TASK TO CARRY OUT: Count every line that holds the string "JSON", then give that number alone.

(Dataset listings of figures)
....................

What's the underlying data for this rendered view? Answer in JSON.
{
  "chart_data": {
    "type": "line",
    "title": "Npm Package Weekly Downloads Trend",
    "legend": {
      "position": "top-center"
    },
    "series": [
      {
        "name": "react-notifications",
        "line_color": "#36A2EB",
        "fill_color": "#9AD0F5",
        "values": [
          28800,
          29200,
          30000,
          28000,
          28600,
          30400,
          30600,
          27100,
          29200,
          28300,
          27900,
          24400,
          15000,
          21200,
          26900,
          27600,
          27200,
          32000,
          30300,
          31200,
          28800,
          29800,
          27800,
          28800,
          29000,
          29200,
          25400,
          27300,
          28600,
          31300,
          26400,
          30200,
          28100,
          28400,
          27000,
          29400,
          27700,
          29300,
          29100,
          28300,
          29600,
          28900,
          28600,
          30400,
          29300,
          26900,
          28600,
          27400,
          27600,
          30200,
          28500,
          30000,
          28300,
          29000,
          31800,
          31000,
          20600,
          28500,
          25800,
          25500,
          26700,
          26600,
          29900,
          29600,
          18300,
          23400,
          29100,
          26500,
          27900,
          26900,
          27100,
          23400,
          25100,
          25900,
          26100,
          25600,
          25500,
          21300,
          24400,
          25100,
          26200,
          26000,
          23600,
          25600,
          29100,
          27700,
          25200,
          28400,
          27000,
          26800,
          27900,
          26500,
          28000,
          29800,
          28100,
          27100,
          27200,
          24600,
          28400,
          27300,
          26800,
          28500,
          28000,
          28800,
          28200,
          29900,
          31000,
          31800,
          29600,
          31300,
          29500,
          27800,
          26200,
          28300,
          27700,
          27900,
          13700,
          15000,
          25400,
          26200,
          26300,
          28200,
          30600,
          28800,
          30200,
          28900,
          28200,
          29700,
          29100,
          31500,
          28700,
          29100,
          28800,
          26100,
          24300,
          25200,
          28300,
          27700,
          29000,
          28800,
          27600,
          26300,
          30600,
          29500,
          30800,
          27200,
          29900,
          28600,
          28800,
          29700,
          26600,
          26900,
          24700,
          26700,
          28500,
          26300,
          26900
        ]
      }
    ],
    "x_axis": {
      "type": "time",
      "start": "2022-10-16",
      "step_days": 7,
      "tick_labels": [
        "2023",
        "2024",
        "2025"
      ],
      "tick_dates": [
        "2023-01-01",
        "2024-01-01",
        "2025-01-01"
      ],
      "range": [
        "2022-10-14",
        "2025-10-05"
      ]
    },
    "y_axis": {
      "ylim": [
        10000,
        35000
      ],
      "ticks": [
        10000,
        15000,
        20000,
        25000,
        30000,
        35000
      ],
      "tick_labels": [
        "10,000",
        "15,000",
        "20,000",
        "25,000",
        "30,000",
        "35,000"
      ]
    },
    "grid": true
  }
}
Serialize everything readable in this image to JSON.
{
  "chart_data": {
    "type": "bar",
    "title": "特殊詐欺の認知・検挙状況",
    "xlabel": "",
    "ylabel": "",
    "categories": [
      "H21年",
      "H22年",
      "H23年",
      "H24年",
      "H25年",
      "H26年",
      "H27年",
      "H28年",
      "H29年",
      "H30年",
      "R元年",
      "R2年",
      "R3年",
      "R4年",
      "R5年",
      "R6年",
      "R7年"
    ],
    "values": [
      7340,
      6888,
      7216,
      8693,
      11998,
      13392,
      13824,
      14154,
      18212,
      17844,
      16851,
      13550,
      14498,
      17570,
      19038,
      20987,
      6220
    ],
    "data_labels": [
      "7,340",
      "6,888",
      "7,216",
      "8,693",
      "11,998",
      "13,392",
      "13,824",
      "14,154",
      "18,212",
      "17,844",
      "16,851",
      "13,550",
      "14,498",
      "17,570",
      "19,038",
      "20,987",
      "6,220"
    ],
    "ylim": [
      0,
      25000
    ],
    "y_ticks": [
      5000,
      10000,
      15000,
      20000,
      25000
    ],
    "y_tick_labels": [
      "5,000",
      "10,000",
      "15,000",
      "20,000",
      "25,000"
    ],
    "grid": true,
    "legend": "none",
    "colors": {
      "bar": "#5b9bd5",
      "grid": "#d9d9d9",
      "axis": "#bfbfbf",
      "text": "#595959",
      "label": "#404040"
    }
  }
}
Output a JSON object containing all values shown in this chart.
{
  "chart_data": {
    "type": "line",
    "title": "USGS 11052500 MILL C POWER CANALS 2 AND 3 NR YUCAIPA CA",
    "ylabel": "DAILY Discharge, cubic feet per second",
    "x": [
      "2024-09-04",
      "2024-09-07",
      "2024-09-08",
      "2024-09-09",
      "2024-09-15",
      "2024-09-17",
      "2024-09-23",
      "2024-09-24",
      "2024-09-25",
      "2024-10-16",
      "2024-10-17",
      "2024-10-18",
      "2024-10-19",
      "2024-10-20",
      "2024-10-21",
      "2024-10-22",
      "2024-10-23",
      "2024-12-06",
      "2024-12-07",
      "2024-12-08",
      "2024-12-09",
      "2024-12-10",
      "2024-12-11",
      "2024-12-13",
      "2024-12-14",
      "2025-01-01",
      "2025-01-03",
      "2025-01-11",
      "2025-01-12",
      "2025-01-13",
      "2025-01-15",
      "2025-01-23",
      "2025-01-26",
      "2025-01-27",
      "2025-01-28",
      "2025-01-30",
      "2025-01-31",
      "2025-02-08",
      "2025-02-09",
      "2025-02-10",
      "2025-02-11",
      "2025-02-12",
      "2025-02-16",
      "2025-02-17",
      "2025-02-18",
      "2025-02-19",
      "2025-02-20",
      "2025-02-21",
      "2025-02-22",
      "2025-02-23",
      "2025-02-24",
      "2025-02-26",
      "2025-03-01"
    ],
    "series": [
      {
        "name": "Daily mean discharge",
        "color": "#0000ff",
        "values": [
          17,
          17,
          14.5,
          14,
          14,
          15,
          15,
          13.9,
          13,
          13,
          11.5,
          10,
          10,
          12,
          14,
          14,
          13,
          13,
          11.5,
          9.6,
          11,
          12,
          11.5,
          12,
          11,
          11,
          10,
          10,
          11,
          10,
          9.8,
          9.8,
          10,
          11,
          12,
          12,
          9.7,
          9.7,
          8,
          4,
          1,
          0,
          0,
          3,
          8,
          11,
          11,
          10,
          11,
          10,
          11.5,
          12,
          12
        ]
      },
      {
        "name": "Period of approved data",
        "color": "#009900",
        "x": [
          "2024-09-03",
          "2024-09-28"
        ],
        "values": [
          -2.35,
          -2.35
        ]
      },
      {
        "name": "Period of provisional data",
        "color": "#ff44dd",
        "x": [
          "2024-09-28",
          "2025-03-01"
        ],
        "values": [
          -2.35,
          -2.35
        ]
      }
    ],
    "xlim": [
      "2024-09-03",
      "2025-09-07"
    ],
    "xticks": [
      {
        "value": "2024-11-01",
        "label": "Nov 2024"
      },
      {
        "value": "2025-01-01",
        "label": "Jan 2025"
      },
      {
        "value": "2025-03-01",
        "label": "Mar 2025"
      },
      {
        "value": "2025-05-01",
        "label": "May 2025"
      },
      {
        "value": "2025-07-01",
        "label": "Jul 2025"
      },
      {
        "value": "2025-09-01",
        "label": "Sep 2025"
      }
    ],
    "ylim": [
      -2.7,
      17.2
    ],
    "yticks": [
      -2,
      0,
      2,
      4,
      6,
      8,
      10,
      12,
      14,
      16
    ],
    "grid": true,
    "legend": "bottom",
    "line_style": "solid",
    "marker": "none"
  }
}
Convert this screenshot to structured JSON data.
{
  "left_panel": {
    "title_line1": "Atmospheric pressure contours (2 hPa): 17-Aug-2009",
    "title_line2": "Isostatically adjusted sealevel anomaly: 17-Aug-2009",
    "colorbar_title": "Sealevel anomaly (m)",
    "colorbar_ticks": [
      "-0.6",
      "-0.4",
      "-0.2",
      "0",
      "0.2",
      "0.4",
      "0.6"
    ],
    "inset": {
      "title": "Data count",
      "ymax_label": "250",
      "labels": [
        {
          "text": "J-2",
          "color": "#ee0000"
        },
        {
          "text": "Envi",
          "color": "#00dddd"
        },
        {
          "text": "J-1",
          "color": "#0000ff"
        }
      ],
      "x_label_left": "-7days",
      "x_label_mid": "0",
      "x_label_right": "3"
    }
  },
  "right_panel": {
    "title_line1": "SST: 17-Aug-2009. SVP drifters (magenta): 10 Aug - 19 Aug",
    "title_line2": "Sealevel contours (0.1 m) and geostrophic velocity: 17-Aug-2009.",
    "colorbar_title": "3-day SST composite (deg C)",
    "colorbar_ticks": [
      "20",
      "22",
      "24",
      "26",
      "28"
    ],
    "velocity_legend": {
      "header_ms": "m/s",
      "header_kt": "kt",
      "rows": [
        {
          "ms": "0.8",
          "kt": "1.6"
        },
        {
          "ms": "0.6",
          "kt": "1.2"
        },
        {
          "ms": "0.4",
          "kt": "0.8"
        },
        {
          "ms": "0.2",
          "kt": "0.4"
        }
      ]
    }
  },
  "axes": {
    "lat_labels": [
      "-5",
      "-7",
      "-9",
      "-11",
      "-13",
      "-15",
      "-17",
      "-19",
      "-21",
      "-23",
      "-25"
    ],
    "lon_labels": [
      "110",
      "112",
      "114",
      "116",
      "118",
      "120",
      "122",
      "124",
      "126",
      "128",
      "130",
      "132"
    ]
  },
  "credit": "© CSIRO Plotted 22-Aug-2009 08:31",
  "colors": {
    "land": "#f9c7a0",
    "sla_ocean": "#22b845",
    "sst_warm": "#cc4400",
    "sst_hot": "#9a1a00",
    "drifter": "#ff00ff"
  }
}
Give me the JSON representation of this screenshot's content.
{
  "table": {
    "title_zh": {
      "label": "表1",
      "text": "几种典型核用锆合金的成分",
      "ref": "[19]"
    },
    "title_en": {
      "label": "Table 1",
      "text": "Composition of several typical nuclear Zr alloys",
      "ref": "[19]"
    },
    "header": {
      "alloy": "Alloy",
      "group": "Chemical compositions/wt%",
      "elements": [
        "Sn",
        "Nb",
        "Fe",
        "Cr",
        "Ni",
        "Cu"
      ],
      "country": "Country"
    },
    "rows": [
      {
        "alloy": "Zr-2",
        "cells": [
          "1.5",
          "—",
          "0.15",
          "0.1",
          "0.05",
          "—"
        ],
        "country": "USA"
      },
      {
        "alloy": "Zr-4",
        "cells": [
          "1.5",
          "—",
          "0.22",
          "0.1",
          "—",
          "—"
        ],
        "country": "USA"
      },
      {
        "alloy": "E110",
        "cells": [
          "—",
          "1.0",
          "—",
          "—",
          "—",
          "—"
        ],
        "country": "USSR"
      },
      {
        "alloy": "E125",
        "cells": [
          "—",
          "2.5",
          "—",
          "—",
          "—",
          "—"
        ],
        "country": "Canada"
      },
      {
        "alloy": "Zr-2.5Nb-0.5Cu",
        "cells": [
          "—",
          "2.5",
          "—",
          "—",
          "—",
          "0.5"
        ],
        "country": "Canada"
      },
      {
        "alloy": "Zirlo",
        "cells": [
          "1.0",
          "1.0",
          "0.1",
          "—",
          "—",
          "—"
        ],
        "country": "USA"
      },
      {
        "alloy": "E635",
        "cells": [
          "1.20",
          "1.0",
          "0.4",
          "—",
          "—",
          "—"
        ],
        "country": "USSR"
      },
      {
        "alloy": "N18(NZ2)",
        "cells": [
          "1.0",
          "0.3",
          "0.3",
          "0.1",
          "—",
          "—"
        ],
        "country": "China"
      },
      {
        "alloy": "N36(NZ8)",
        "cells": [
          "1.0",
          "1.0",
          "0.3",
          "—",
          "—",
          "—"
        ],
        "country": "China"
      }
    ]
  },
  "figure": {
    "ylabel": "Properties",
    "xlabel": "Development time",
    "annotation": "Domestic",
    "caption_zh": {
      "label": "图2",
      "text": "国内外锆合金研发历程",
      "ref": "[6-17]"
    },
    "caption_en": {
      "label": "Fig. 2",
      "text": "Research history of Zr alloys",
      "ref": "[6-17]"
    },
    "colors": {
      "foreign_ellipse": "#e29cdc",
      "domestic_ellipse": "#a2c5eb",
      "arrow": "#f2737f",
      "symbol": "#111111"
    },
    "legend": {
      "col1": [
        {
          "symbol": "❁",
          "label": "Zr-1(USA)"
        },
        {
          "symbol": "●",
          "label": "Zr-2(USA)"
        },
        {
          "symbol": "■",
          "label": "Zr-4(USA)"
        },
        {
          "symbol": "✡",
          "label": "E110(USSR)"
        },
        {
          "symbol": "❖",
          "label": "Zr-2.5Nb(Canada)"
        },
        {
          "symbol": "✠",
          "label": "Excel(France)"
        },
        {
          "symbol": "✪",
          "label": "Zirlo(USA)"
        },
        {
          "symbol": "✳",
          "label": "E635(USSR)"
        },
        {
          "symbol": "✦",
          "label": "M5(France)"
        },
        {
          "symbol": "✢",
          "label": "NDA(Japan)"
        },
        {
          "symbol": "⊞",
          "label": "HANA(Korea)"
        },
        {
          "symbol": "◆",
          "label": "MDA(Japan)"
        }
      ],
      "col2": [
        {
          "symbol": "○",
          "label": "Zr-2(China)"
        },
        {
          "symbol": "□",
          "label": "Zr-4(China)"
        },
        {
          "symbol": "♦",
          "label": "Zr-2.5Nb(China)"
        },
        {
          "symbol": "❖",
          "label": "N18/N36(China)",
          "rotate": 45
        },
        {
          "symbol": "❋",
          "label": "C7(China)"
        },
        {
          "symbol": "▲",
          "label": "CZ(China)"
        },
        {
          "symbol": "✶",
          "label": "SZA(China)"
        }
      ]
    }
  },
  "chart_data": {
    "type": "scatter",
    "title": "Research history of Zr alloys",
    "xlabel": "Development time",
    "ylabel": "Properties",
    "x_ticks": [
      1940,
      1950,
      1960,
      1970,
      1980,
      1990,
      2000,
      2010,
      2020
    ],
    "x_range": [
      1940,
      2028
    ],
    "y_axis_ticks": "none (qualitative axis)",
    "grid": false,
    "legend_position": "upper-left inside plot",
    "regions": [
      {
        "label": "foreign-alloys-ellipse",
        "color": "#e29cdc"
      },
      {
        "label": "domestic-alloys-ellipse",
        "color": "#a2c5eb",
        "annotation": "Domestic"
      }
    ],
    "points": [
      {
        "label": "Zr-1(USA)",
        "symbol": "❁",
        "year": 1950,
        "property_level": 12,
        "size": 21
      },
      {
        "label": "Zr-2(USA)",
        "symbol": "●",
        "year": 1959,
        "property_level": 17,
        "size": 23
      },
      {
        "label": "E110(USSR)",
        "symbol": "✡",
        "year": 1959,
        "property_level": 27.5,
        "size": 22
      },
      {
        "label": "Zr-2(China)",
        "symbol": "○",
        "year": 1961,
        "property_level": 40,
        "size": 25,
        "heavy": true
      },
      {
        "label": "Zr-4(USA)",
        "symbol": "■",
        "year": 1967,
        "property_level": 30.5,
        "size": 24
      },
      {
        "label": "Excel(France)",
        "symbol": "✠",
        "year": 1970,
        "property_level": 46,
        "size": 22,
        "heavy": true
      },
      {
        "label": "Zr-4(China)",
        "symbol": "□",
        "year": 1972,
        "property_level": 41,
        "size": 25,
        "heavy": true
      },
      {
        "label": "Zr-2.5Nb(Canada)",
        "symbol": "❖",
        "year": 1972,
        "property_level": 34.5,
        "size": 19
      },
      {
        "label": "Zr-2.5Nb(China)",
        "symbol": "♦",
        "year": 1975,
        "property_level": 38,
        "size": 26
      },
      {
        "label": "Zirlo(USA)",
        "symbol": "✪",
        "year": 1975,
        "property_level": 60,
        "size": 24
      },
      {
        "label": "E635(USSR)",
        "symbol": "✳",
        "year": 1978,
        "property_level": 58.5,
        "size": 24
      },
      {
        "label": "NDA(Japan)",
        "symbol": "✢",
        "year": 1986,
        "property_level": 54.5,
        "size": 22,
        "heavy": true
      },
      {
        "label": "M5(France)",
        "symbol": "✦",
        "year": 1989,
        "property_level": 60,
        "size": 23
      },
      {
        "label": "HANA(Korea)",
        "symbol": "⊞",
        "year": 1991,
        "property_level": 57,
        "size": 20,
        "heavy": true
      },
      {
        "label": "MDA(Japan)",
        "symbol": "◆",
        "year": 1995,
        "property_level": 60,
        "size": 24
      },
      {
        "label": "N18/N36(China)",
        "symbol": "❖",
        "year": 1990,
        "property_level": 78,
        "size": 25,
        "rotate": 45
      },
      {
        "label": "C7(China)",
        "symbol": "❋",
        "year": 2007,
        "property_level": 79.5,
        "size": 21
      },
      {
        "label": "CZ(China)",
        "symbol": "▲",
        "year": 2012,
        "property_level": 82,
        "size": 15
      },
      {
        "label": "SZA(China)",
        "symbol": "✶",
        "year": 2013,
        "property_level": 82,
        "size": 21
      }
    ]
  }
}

....................

FINAL RESULT: 5